Copy out all lines that carry the word "image".

++++ Data to process ++++

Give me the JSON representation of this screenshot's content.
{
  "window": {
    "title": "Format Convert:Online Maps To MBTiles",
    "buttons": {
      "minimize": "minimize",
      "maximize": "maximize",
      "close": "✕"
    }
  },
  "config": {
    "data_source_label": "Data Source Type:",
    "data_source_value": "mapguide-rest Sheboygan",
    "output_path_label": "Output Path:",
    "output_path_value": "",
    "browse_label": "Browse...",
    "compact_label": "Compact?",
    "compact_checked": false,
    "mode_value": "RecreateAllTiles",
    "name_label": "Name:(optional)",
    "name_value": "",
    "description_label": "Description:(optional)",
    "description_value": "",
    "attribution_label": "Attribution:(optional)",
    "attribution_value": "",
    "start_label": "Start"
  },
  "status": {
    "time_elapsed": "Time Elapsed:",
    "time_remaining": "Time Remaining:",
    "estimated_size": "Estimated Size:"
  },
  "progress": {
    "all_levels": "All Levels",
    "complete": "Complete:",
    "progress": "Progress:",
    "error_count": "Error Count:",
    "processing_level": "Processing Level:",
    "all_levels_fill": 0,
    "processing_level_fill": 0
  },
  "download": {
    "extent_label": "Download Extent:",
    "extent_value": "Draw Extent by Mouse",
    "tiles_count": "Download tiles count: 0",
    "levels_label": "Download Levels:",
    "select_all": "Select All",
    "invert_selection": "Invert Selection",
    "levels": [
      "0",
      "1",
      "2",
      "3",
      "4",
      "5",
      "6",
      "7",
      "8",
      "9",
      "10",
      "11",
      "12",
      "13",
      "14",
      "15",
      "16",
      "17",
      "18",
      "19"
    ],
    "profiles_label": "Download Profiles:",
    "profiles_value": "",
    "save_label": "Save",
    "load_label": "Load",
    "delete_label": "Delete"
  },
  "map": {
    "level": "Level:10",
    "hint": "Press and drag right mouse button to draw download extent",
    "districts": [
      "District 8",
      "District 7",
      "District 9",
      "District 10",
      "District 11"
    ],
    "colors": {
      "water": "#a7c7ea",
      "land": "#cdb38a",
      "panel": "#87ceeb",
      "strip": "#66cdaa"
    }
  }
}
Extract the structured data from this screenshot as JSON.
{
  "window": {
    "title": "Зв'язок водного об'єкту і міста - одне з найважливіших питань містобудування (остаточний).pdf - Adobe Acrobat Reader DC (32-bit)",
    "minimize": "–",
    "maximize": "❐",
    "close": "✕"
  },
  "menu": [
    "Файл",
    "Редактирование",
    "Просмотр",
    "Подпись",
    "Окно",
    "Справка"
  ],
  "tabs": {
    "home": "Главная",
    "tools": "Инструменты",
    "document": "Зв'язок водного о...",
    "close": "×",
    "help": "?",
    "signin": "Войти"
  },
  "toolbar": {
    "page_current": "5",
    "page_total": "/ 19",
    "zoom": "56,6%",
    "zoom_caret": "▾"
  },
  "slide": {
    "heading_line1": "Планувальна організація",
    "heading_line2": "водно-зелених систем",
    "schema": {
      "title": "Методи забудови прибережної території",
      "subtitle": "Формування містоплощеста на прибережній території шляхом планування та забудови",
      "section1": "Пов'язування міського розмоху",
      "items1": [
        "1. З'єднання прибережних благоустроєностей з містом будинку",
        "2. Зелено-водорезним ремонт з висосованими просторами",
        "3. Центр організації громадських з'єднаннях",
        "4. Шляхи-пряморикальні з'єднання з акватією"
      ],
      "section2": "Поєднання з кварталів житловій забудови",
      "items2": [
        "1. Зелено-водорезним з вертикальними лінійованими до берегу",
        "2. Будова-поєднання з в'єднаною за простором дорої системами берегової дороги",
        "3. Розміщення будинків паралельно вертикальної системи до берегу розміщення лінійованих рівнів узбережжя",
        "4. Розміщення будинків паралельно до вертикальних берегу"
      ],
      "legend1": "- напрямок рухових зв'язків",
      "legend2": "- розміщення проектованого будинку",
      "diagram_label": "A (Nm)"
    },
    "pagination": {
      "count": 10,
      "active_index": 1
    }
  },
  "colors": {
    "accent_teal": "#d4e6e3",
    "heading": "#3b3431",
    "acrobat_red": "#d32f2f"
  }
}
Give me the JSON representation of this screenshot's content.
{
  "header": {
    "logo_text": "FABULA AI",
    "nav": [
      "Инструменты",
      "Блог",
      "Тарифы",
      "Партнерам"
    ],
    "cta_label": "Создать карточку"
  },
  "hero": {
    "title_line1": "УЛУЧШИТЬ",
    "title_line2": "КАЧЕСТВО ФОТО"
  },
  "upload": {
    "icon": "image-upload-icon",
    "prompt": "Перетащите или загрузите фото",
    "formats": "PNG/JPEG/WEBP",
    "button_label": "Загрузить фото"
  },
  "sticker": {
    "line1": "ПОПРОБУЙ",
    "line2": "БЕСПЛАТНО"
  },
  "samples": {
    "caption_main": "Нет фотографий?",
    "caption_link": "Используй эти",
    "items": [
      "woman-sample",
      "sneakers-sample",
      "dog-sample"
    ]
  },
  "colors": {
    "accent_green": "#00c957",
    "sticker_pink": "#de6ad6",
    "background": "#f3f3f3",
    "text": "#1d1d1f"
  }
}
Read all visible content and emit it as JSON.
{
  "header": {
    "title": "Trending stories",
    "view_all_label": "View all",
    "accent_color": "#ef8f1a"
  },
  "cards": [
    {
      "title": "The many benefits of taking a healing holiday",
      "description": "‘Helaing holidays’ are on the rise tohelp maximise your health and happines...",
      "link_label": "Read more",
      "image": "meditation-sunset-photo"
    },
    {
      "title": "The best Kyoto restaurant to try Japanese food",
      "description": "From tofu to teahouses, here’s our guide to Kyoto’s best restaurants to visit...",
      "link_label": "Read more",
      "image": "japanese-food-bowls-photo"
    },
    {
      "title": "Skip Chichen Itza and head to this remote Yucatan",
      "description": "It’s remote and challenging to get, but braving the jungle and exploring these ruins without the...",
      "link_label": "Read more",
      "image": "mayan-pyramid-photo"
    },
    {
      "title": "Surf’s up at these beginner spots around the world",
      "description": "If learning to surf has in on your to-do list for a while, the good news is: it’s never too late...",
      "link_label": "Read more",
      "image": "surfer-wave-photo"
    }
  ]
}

++++

Response
    "icon": "image-upload-icon",
      "image": "meditation-sunset-photo"
      "image": "japanese-food-bowls-photo"
      "image": "mayan-pyramid-photo"
      "image": "surfer-wave-photo"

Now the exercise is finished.